## LISTED RECORDS

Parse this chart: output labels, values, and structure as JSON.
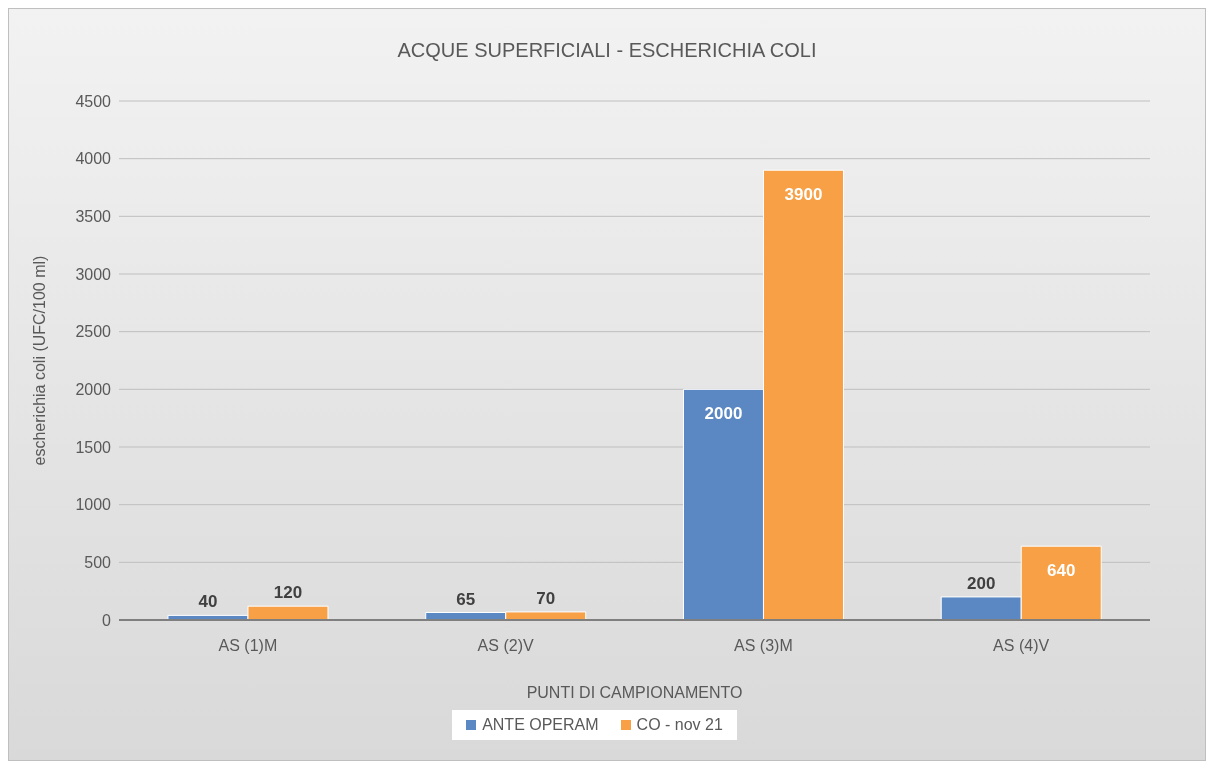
{
  "chart_data": {
    "type": "bar",
    "title": "ACQUE SUPERFICIALI - ESCHERICHIA COLI",
    "xlabel": "PUNTI DI CAMPIONAMENTO",
    "ylabel": "escherichia coli (UFC/100 ml)",
    "categories": [
      "AS (1)M",
      "AS (2)V",
      "AS (3)M",
      "AS (4)V"
    ],
    "series": [
      {
        "name": "ANTE OPERAM",
        "color": "#5b87c2",
        "values": [
          40,
          65,
          2000,
          200
        ]
      },
      {
        "name": "CO - nov 21",
        "color": "#f7a046",
        "values": [
          120,
          70,
          3900,
          640
        ]
      }
    ],
    "ylim": [
      0,
      4500
    ],
    "yticks": [
      0,
      500,
      1000,
      1500,
      2000,
      2500,
      3000,
      3500,
      4000,
      4500
    ],
    "grid": "y",
    "legend": "bottom",
    "data_labels": true
  }
}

## WHAT YOU HAVE TO DO
Reproduce the material in full, word for word, and omit the pictures.

## SOLUTION FOR THIS TASK
Parse this chart: output labels, values, and structure as JSON.
{
  "chart_data": {
    "type": "bar",
    "title": "ACQUE SUPERFICIALI - ESCHERICHIA COLI",
    "xlabel": "PUNTI DI CAMPIONAMENTO",
    "ylabel": "escherichia coli (UFC/100 ml)",
    "categories": [
      "AS (1)M",
      "AS (2)V",
      "AS (3)M",
      "AS (4)V"
    ],
    "series": [
      {
        "name": "ANTE OPERAM",
        "color": "#5b87c2",
        "values": [
          40,
          65,
          2000,
          200
        ]
      },
      {
        "name": "CO - nov 21",
        "color": "#f7a046",
        "values": [
          120,
          70,
          3900,
          640
        ]
      }
    ],
    "ylim": [
      0,
      4500
    ],
    "yticks": [
      0,
      500,
      1000,
      1500,
      2000,
      2500,
      3000,
      3500,
      4000,
      4500
    ],
    "grid": "y",
    "legend": "bottom",
    "data_labels": true
  }
}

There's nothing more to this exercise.